▼
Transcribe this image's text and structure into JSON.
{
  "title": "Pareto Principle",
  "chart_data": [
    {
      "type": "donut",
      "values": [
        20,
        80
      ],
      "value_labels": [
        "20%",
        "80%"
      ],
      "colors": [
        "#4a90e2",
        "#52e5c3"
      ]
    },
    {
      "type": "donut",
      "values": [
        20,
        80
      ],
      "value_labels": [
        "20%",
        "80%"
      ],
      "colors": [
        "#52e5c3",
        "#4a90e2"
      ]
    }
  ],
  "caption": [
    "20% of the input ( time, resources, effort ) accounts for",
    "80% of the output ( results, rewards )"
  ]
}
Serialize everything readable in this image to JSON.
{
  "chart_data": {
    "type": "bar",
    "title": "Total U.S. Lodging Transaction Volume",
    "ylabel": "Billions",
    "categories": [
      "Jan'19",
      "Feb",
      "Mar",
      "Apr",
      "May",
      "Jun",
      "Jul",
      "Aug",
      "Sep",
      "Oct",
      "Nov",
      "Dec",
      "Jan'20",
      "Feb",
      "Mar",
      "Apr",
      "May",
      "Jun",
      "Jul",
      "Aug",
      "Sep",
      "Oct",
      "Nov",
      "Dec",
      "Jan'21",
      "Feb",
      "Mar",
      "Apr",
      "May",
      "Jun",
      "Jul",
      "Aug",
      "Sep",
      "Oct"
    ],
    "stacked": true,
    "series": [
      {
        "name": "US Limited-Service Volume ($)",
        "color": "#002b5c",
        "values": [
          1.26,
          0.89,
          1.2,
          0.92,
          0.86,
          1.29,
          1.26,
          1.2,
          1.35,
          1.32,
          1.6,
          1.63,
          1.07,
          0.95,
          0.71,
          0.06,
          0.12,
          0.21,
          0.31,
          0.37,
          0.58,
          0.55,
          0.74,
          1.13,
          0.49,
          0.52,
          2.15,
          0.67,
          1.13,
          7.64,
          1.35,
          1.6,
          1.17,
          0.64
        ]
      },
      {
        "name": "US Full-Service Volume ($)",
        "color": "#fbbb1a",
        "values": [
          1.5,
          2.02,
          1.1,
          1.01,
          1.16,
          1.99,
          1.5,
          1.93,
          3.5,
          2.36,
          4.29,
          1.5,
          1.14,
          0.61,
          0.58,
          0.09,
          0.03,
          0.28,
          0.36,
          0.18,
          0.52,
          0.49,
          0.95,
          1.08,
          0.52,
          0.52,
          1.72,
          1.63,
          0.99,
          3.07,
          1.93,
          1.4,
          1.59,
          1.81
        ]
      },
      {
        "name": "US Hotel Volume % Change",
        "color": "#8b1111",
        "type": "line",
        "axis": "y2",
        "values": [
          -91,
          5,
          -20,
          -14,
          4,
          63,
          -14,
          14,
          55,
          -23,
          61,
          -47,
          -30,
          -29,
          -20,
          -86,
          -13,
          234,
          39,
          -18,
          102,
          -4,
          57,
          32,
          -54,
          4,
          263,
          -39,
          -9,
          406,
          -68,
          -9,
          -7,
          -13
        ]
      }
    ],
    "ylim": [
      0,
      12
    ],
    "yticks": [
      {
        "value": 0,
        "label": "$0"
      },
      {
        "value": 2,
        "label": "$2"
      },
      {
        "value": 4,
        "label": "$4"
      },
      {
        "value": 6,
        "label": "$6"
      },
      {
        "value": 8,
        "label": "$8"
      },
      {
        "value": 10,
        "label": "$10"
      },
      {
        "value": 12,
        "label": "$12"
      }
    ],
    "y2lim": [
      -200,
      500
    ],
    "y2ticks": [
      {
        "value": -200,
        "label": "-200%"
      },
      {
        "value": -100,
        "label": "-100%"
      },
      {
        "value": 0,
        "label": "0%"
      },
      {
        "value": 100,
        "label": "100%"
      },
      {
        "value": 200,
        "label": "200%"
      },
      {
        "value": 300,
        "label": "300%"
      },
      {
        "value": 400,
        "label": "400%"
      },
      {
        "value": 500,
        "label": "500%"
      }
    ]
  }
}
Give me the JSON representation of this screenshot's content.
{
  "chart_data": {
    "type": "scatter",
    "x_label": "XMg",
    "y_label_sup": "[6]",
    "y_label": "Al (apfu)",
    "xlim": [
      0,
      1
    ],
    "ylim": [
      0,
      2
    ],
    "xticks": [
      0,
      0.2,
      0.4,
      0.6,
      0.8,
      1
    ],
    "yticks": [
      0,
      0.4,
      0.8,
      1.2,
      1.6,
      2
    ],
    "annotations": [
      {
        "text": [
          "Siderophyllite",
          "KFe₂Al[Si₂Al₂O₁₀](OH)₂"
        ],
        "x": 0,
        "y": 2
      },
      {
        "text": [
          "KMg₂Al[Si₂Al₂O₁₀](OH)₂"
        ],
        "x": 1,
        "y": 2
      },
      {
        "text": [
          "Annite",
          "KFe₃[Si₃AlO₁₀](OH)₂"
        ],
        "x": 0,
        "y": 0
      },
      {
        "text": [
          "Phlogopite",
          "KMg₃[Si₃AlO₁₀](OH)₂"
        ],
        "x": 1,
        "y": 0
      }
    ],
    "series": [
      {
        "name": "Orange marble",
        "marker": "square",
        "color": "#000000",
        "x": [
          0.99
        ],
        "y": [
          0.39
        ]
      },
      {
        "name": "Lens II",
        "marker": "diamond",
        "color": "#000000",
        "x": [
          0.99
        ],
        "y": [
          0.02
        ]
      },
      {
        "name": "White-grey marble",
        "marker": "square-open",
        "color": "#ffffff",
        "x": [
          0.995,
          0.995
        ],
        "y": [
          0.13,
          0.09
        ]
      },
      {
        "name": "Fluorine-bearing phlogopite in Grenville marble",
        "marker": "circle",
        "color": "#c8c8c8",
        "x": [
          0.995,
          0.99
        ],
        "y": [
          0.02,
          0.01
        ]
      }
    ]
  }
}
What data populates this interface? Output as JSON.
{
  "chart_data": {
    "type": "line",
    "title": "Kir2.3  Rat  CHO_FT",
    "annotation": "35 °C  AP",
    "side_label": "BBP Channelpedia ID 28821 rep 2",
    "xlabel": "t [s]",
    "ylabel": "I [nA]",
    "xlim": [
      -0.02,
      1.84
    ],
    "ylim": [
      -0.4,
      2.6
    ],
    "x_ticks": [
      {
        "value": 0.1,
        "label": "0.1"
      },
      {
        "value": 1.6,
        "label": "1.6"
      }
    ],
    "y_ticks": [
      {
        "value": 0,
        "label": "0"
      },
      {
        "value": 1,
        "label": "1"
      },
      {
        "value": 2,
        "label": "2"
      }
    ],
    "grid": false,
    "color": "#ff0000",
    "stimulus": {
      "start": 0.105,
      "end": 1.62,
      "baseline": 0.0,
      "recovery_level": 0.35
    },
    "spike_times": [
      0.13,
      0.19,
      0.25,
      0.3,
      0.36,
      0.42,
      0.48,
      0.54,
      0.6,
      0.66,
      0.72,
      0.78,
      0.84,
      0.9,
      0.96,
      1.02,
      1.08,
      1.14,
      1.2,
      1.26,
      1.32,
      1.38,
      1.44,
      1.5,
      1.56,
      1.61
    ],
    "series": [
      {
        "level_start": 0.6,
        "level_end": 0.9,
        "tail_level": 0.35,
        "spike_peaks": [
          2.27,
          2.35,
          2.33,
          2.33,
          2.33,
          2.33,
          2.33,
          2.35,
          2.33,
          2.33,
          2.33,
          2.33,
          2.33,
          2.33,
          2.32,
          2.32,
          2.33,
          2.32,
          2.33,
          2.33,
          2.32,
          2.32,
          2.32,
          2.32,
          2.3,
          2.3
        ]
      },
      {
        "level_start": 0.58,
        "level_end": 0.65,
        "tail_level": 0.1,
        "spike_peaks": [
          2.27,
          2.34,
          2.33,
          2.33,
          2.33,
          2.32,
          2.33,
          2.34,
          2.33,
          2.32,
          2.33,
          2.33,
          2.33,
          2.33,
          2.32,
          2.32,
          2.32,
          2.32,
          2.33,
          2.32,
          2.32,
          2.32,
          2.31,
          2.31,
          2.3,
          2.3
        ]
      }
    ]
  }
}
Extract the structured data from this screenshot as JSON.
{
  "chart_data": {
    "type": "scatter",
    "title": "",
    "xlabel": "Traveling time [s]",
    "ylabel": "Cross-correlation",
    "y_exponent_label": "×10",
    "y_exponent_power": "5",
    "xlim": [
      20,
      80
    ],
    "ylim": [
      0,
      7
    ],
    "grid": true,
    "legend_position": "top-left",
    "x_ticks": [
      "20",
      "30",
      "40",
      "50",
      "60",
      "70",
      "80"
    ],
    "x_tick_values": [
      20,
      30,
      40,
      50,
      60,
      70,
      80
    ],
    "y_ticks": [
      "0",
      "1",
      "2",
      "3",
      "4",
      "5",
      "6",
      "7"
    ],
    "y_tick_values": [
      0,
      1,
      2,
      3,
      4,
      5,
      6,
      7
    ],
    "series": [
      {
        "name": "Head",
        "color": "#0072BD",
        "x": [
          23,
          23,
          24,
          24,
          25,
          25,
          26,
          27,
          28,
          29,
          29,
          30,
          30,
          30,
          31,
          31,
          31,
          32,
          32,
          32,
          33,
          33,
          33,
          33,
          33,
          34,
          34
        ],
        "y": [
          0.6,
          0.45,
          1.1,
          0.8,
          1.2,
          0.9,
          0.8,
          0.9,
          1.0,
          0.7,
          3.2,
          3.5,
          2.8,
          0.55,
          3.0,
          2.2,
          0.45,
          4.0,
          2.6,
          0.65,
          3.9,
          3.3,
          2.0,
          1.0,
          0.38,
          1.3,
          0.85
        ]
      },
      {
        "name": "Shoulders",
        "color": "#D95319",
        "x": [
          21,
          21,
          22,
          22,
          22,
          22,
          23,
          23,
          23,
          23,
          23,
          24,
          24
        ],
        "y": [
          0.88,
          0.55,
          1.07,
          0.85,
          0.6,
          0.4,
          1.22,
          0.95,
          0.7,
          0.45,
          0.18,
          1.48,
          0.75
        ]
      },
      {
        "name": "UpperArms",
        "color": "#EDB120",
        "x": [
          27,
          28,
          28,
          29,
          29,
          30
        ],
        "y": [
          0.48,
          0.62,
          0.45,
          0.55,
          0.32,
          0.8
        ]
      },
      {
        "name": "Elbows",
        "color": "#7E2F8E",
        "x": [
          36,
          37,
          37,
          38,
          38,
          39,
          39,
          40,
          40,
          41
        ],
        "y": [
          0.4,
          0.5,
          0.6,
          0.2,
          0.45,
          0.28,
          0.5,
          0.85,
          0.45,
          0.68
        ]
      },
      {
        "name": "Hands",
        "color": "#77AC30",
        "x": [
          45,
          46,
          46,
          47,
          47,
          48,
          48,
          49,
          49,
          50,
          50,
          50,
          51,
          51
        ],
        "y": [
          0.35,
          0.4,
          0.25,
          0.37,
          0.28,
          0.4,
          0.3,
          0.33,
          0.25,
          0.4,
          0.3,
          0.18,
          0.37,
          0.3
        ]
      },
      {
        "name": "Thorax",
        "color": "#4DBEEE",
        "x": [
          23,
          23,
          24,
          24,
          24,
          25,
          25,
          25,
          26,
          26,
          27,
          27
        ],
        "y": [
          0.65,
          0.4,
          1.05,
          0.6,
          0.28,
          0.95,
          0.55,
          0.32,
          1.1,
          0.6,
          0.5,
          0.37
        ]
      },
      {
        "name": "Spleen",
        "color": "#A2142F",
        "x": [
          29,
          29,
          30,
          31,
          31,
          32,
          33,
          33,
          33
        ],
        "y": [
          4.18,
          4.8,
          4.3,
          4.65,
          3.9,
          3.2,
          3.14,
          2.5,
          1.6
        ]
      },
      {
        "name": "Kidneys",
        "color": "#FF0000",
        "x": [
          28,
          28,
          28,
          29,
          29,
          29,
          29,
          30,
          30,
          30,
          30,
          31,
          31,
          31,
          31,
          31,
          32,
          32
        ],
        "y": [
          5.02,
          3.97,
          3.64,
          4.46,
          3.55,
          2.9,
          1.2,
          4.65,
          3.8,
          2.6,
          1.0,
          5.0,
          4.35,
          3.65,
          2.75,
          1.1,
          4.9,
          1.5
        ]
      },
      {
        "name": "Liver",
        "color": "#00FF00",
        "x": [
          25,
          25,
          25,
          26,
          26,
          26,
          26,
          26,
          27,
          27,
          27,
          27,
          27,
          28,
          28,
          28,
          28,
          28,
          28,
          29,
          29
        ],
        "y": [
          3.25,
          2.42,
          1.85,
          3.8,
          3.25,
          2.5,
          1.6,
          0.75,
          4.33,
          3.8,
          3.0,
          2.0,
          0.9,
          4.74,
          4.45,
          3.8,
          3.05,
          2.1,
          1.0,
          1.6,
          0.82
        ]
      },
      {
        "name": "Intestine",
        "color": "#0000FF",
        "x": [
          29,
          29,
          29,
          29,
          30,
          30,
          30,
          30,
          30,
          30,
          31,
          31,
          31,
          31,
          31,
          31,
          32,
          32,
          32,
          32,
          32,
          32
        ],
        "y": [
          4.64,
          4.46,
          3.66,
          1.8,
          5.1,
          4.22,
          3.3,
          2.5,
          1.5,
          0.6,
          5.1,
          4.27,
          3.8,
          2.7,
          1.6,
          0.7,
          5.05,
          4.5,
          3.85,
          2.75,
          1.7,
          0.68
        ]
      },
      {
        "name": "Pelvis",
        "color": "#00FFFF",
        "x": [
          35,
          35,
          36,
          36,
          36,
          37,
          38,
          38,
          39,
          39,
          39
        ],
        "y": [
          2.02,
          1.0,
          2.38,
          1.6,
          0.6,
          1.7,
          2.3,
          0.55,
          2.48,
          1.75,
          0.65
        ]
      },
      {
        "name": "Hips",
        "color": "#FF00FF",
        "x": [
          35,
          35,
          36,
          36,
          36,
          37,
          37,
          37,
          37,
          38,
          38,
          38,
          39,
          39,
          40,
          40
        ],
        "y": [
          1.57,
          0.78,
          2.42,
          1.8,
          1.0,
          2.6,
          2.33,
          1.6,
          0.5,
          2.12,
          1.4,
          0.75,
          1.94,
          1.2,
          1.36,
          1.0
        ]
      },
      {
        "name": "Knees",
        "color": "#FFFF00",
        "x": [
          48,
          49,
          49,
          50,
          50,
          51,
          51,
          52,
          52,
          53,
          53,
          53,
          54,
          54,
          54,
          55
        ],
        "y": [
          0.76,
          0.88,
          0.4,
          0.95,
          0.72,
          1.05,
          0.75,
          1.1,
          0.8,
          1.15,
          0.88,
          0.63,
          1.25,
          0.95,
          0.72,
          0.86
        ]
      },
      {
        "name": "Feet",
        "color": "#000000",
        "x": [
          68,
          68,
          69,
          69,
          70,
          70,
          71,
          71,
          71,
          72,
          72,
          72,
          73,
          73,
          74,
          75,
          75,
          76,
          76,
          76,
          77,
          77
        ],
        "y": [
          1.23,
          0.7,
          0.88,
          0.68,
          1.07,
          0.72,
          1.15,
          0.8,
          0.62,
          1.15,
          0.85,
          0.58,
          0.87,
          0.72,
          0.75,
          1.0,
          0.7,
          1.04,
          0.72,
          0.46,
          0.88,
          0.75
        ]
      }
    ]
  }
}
▲
◆ **To be done**:
Locate the word "Si₂Al₂O₁₀" in the records and collect each line it appears in.

◆ **Solved problem**:
          "KFe₂Al[Si₂Al₂O₁₀](OH)₂"
          "KMg₂Al[Si₂Al₂O₁₀](OH)₂"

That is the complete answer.